(Rows from a dataset)
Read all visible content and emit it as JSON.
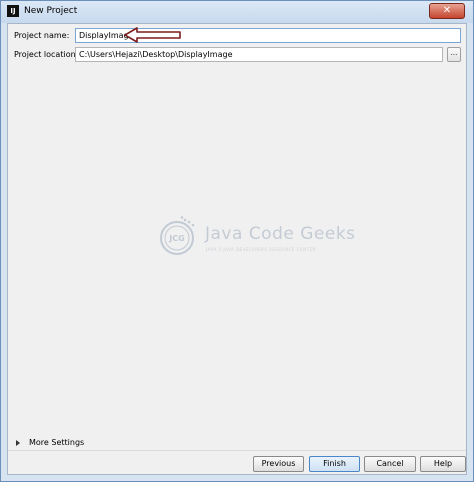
{
  "window": {
    "title": "New Project",
    "app_icon_text": "IJ",
    "close_glyph": "✕"
  },
  "form": {
    "project_name_label": "Project name:",
    "project_name_value": "DisplayImage",
    "project_location_label": "Project location:",
    "project_location_value": "C:\\Users\\Hejazi\\Desktop\\DisplayImage",
    "browse_label": "..."
  },
  "watermark": {
    "logo_text": "JCG",
    "title": "Java Code Geeks",
    "tagline": "JAVA 2 JAVA DEVELOPERS RESOURCE CENTER"
  },
  "more_settings": {
    "label": "More Settings"
  },
  "buttons": {
    "previous": "Previous",
    "finish": "Finish",
    "cancel": "Cancel",
    "help": "Help"
  },
  "colors": {
    "annotation_arrow": "#7b1c1c",
    "title_bar": "#c7d9ee",
    "focus_border": "#7aa7d8",
    "close_button": "#c4452f"
  }
}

Goal -
Omit every picture, and otherwise quote the entries exactly.

Answer below -
Read all visible content and emit it as JSON.
{
  "window": {
    "title": "New Project",
    "app_icon_text": "IJ",
    "close_glyph": "✕"
  },
  "form": {
    "project_name_label": "Project name:",
    "project_name_value": "DisplayImage",
    "project_location_label": "Project location:",
    "project_location_value": "C:\\Users\\Hejazi\\Desktop\\DisplayImage",
    "browse_label": "..."
  },
  "watermark": {
    "logo_text": "JCG",
    "title": "Java Code Geeks",
    "tagline": "JAVA 2 JAVA DEVELOPERS RESOURCE CENTER"
  },
  "more_settings": {
    "label": "More Settings"
  },
  "buttons": {
    "previous": "Previous",
    "finish": "Finish",
    "cancel": "Cancel",
    "help": "Help"
  },
  "colors": {
    "annotation_arrow": "#7b1c1c",
    "title_bar": "#c7d9ee",
    "focus_border": "#7aa7d8",
    "close_button": "#c4452f"
  }
}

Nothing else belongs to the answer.